_Task to complete_: Copy out each of the records below word for word, leaving out the pictures.

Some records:
* * * * *
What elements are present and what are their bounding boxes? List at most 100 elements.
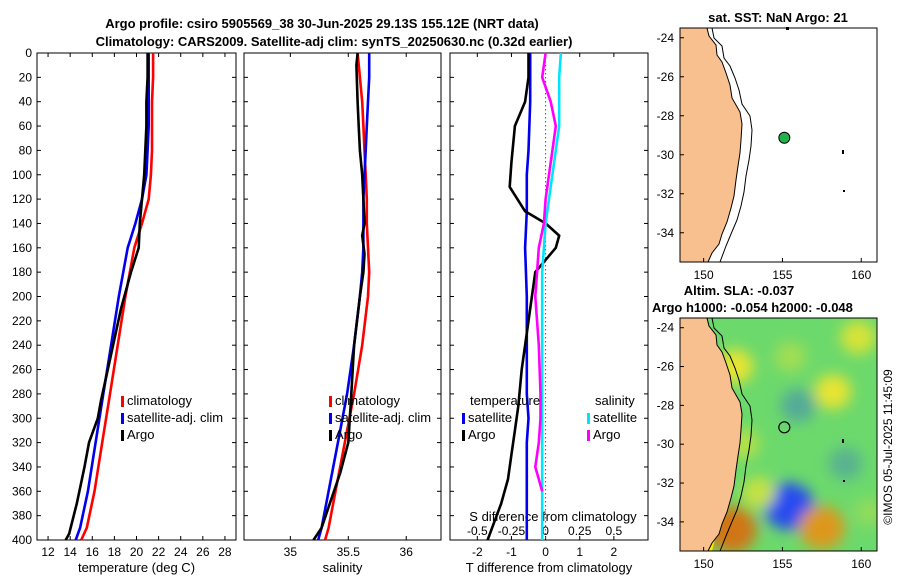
sst-map-speck — [843, 190, 845, 192]
temperature-xtick-label: 20 — [130, 545, 144, 559]
temperature-legend-satellite: satellite-adj. clim — [127, 410, 223, 425]
legend-salinity-title: salinity — [595, 393, 635, 408]
depth-tick-label: 160 — [12, 241, 32, 255]
depth-tick-label: 240 — [12, 338, 32, 352]
salinity-legend-satellite: satellite-adj. clim — [335, 410, 431, 425]
salinity-legend-argo: Argo — [335, 427, 362, 442]
sla-float-position-marker — [778, 421, 791, 434]
depth-tick-label: 60 — [19, 119, 33, 133]
map_sla-ytick-label: -30 — [657, 437, 675, 451]
map_sla-ytick-label: -34 — [657, 515, 675, 529]
sla-map-title-line1: Altim. SLA: -0.037 — [684, 283, 795, 298]
map_sst-ytick-label: -34 — [657, 226, 675, 240]
legend-temperature-argo-swatch — [462, 430, 465, 441]
temperature-xtick-label: 14 — [63, 545, 77, 559]
top-xtick-label: 0.25 — [568, 524, 592, 538]
salinity-xtick-label: 36 — [400, 545, 414, 559]
sla-map-land — [680, 318, 743, 551]
top-xtick-label: 0 — [542, 524, 549, 538]
salinity-legend-argo-swatch — [329, 430, 332, 441]
sla-map-speck — [843, 480, 845, 482]
sla-map-frame — [679, 317, 878, 552]
temperature-xtick-label: 12 — [41, 545, 55, 559]
difference-series-salinity-argo — [533, 52, 558, 492]
temperature-legend-satellite-swatch — [121, 413, 124, 424]
sla-map-depth-contour — [711, 318, 753, 551]
difference-xtick-label: 2 — [611, 545, 618, 559]
temperature-xtick-label: 28 — [218, 545, 232, 559]
legend-salinity-satellite: satellite — [593, 410, 637, 425]
legend-salinity-argo: Argo — [593, 427, 620, 442]
map_sla-ytick-label: -32 — [657, 476, 675, 490]
map_sst-ytick-label: -26 — [657, 70, 675, 84]
legend-salinity-argo-swatch — [587, 430, 590, 441]
legend-temperature-satellite: satellite — [468, 410, 512, 425]
sla-anomaly-blob — [814, 374, 852, 410]
depth-tick-label: 220 — [12, 314, 32, 328]
legend-temperature-title: temperature — [470, 393, 540, 408]
depth-tick-label: 360 — [12, 484, 32, 498]
salinity-xtick-label: 35 — [284, 545, 298, 559]
difference-xlabel: T difference from climatology — [466, 560, 633, 575]
legend-temperature-argo: Argo — [468, 427, 495, 442]
figure-title-line2: Climatology: CARS2009. Satellite-adj cli… — [96, 34, 573, 49]
temperature-legend-argo-swatch — [121, 430, 124, 441]
top-xlabel: S difference from climatology — [469, 509, 637, 524]
temperature-series-satellite-adj-clim — [74, 53, 150, 541]
difference-axes-frame — [449, 52, 649, 541]
difference-xtick-label: -2 — [472, 545, 483, 559]
depth-tick-label: 380 — [12, 509, 32, 523]
depth-tick-label: 320 — [12, 436, 32, 450]
temperature-series-argo — [64, 53, 149, 541]
temperature-xtick-label: 24 — [174, 545, 188, 559]
figure-title-line1: Argo profile: csiro 5905569_38 30-Jun-20… — [105, 16, 539, 31]
top-xtick-label: 0.5 — [606, 524, 623, 538]
salinity-series-argo — [312, 52, 366, 541]
map_sst-xtick-label: 155 — [772, 268, 792, 282]
depth-tick-label: 80 — [19, 143, 33, 157]
depth-tick-label: 200 — [12, 290, 32, 304]
map_sst-xtick-label: 150 — [694, 268, 714, 282]
depth-tick-label: 400 — [12, 533, 32, 547]
difference-xtick-label: -1 — [506, 545, 517, 559]
temperature-axes-frame — [36, 52, 237, 541]
temperature-xtick-label: 26 — [196, 545, 210, 559]
sla-anomaly-blob — [798, 505, 845, 550]
sst-map-axes: 150 155 160 -24 -26 -28 -30 -32 -34 — [657, 31, 872, 282]
temperature-profile-panel: 0 20 40 60 80 100 120 140 160 180 200 220 240 260 280 3… — [12, 46, 237, 575]
temperature-legend-argo: Argo — [127, 427, 154, 442]
salinity-legend-satellite-swatch — [329, 413, 332, 424]
difference-profile-panel: -2 -1 0 1 2T difference from climatology S di… — [449, 52, 649, 575]
sla-anomaly-blob — [853, 497, 877, 527]
salinity-series-climatology — [323, 52, 371, 541]
temperature-legend-climatology-swatch — [121, 396, 124, 407]
sst-map-speck — [842, 150, 844, 154]
depth-tick-label: 140 — [12, 216, 32, 230]
temperature-xtick-label: 18 — [108, 545, 122, 559]
map_sst-ytick-label: -24 — [657, 31, 675, 45]
depth-tick-label: 280 — [12, 387, 32, 401]
depth-tick-label: 0 — [25, 46, 32, 60]
difference-xtick-label: 0 — [542, 545, 549, 559]
depth-tick-label: 100 — [12, 168, 32, 182]
difference-xtick-label: 1 — [576, 545, 583, 559]
imos-credit: ©IMOS 05-Jul-2025 11:45:09 — [881, 369, 895, 525]
top-xtick-label: -0.5 — [467, 524, 488, 538]
map_sla-ytick-label: -26 — [657, 360, 675, 374]
sst-map-speck — [786, 27, 789, 30]
sst-map-panel: 150 155 160 -24 -26 -28 -30 -32 -34 sat. SST: Na… — [657, 10, 878, 282]
depth-tick-label: 120 — [12, 192, 32, 206]
depth-tick-label: 340 — [12, 460, 32, 474]
difference-series-salinity-satellite — [540, 52, 563, 540]
sst-map-title: sat. SST: NaN Argo: 21 — [708, 10, 848, 25]
difference-series-temperature-argo — [486, 53, 561, 541]
legend-salinity-satellite-swatch — [587, 413, 590, 424]
sla-anomaly-blob — [741, 476, 776, 509]
sla-anomaly-blob — [780, 388, 816, 423]
map_sla-xtick-label: 155 — [772, 557, 792, 571]
depth-tick-label: 180 — [12, 265, 32, 279]
sla-anomaly-blob — [763, 482, 814, 530]
sla-map-panel: 150 155 160 -24 -26 -28 -30 -32 -34 Altim. SLA: … — [652, 283, 878, 571]
sst-map-land — [680, 28, 743, 262]
sst-float-position-marker — [778, 131, 791, 144]
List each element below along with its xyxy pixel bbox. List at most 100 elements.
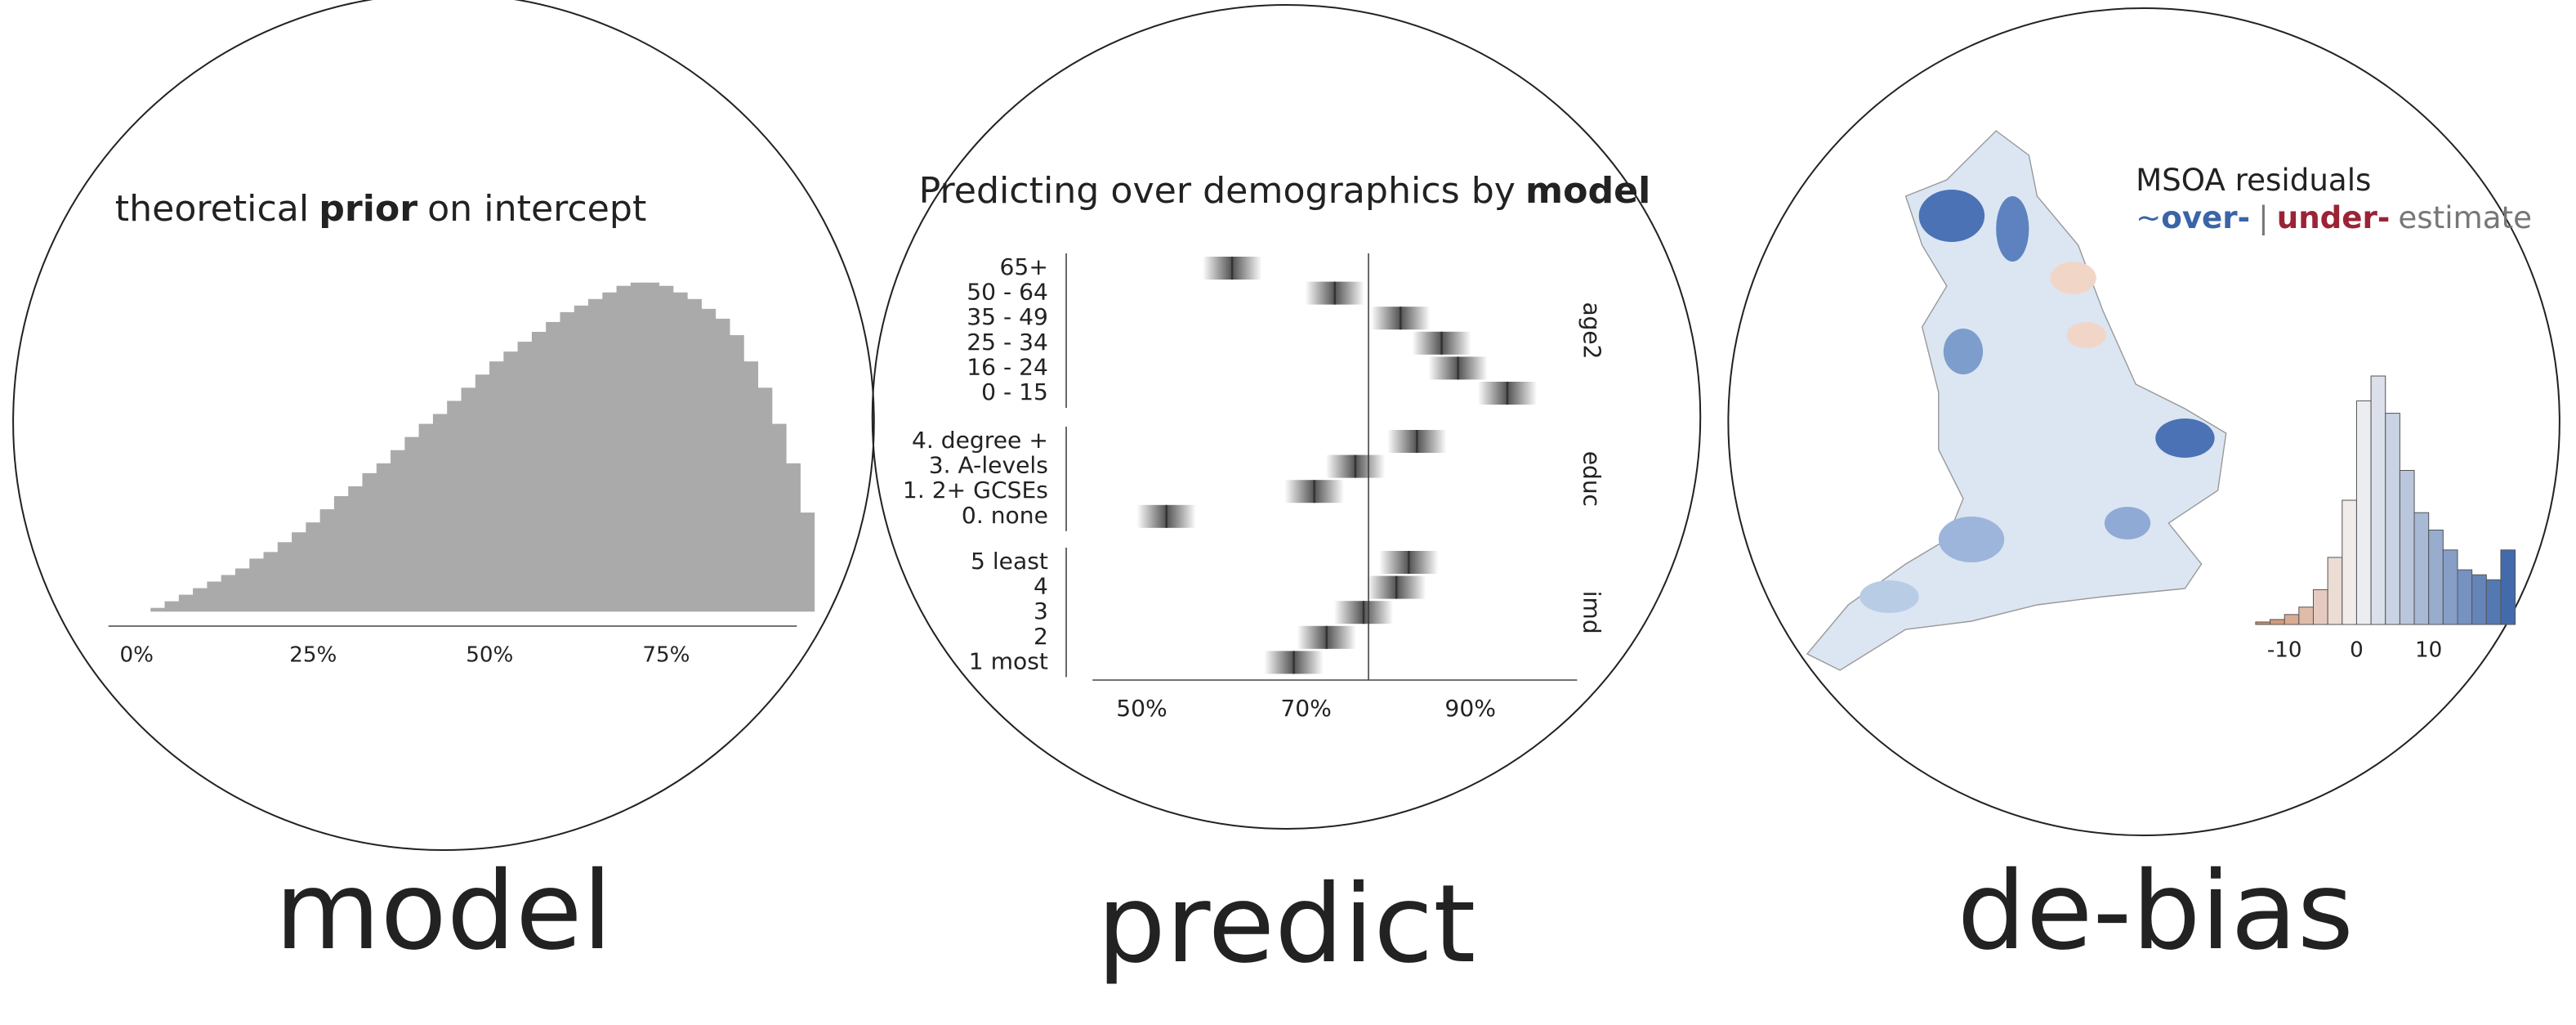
* * * * *
_Answer for this exercise_:
What elements are present and what are their bounding boxes? List at most 100 elements.
sst-map-speck — [843, 190, 845, 192]
temperature-xtick-label: 20 — [130, 545, 144, 559]
temperature-legend-satellite: satellite-adj. clim — [127, 410, 223, 425]
legend-salinity-title: salinity — [595, 393, 635, 408]
depth-tick-label: 160 — [12, 241, 32, 255]
depth-tick-label: 240 — [12, 338, 32, 352]
salinity-legend-satellite: satellite-adj. clim — [335, 410, 431, 425]
salinity-legend-argo: Argo — [335, 427, 362, 442]
sla-float-position-marker — [778, 421, 791, 434]
depth-tick-label: 60 — [19, 119, 33, 133]
map_sla-ytick-label: -30 — [657, 437, 675, 451]
map_sla-ytick-label: -34 — [657, 515, 675, 529]
sla-map-title-line1: Altim. SLA: -0.037 — [684, 283, 795, 298]
map_sst-ytick-label: -34 — [657, 226, 675, 240]
legend-temperature-argo-swatch — [462, 430, 465, 441]
temperature-xtick-label: 14 — [63, 545, 77, 559]
top-xtick-label: 0.25 — [568, 524, 592, 538]
salinity-xtick-label: 36 — [400, 545, 414, 559]
sla-map-land — [680, 318, 743, 551]
top-xtick-label: 0 — [542, 524, 549, 538]
salinity-legend-argo-swatch — [329, 430, 332, 441]
sla-map-speck — [843, 480, 845, 482]
sla-map-frame — [679, 317, 878, 552]
temperature-xtick-label: 12 — [41, 545, 55, 559]
difference-series-salinity-argo — [533, 52, 558, 492]
temperature-legend-satellite-swatch — [121, 413, 124, 424]
sla-map-depth-contour — [711, 318, 753, 551]
difference-xtick-label: 2 — [611, 545, 618, 559]
temperature-xtick-label: 28 — [218, 545, 232, 559]
legend-salinity-satellite: satellite — [593, 410, 637, 425]
legend-salinity-argo: Argo — [593, 427, 620, 442]
map_sla-ytick-label: -32 — [657, 476, 675, 490]
map_sst-ytick-label: -26 — [657, 70, 675, 84]
legend-salinity-argo-swatch — [587, 430, 590, 441]
legend-temperature-satellite: satellite — [468, 410, 512, 425]
sla-anomaly-blob — [814, 374, 852, 410]
depth-tick-label: 220 — [12, 314, 32, 328]
legend-temperature-title: temperature — [470, 393, 540, 408]
depth-tick-label: 360 — [12, 484, 32, 498]
salinity-xtick-label: 35 — [284, 545, 298, 559]
difference-xlabel: T difference from climatology — [466, 560, 633, 575]
legend-temperature-argo: Argo — [468, 427, 495, 442]
figure-title-line2: Climatology: CARS2009. Satellite-adj cli… — [96, 34, 573, 49]
temperature-legend-argo-swatch — [121, 430, 124, 441]
top-xlabel: S difference from climatology — [469, 509, 637, 524]
temperature-series-satellite-adj-clim — [74, 53, 150, 541]
difference-axes-frame — [449, 52, 649, 541]
difference-xtick-label: -2 — [472, 545, 483, 559]
depth-tick-label: 380 — [12, 509, 32, 523]
depth-tick-label: 320 — [12, 436, 32, 450]
temperature-series-argo — [64, 53, 149, 541]
temperature-xtick-label: 24 — [174, 545, 188, 559]
figure-title-line1: Argo profile: csiro 5905569_38 30-Jun-20… — [105, 16, 539, 31]
top-xtick-label: 0.5 — [606, 524, 623, 538]
salinity-series-argo — [312, 52, 366, 541]
map_sst-xtick-label: 155 — [772, 268, 792, 282]
depth-tick-label: 80 — [19, 143, 33, 157]
depth-tick-label: 200 — [12, 290, 32, 304]
map_sst-xtick-label: 150 — [694, 268, 714, 282]
depth-tick-label: 400 — [12, 533, 32, 547]
difference-xtick-label: -1 — [506, 545, 517, 559]
temperature-axes-frame — [36, 52, 237, 541]
temperature-xtick-label: 26 — [196, 545, 210, 559]
sla-anomaly-blob — [798, 505, 845, 550]
sst-map-axes: 150 155 160 -24 -26 -28 -30 -32 -34 — [657, 31, 872, 282]
temperature-profile-panel: 0 20 40 60 80 100 120 140 160 180 200 220 240 260 280 3… — [12, 46, 237, 575]
temperature-legend-argo: Argo — [127, 427, 154, 442]
salinity-legend-satellite-swatch — [329, 413, 332, 424]
difference-profile-panel: -2 -1 0 1 2T difference from climatology S di… — [449, 52, 649, 575]
sla-anomaly-blob — [853, 497, 877, 527]
salinity-series-climatology — [323, 52, 371, 541]
temperature-legend-climatology-swatch — [121, 396, 124, 407]
sst-map-speck — [842, 150, 844, 154]
depth-tick-label: 140 — [12, 216, 32, 230]
temperature-xtick-label: 18 — [108, 545, 122, 559]
map_sst-ytick-label: -24 — [657, 31, 675, 45]
depth-tick-label: 280 — [12, 387, 32, 401]
depth-tick-label: 0 — [25, 46, 32, 60]
difference-xtick-label: 0 — [542, 545, 549, 559]
depth-tick-label: 100 — [12, 168, 32, 182]
difference-xtick-label: 1 — [576, 545, 583, 559]
imos-credit: ©IMOS 05-Jul-2025 11:45:09 — [881, 369, 895, 525]
top-xtick-label: -0.5 — [467, 524, 488, 538]
map_sla-ytick-label: -26 — [657, 360, 675, 374]
sst-map-speck — [786, 27, 789, 30]
sst-map-panel: 150 155 160 -24 -26 -28 -30 -32 -34 sat. SST: Na… — [657, 10, 878, 282]
depth-tick-label: 120 — [12, 192, 32, 206]
depth-tick-label: 340 — [12, 460, 32, 474]
difference-series-salinity-satellite — [540, 52, 563, 540]
sst-map-title: sat. SST: NaN Argo: 21 — [708, 10, 848, 25]
difference-series-temperature-argo — [486, 53, 561, 541]
legend-salinity-satellite-swatch — [587, 413, 590, 424]
sla-anomaly-blob — [741, 476, 776, 509]
sla-anomaly-blob — [780, 388, 816, 423]
map_sla-xtick-label: 155 — [772, 557, 792, 571]
depth-tick-label: 180 — [12, 265, 32, 279]
sla-anomaly-blob — [763, 482, 814, 530]
sla-map-panel: 150 155 160 -24 -26 -28 -30 -32 -34 Altim. SLA: … — [652, 283, 878, 571]
sst-map-land — [680, 28, 743, 262]
sst-float-position-marker — [778, 131, 791, 144]
List each element below along with its xyxy pixel bbox. List at most 100 elements.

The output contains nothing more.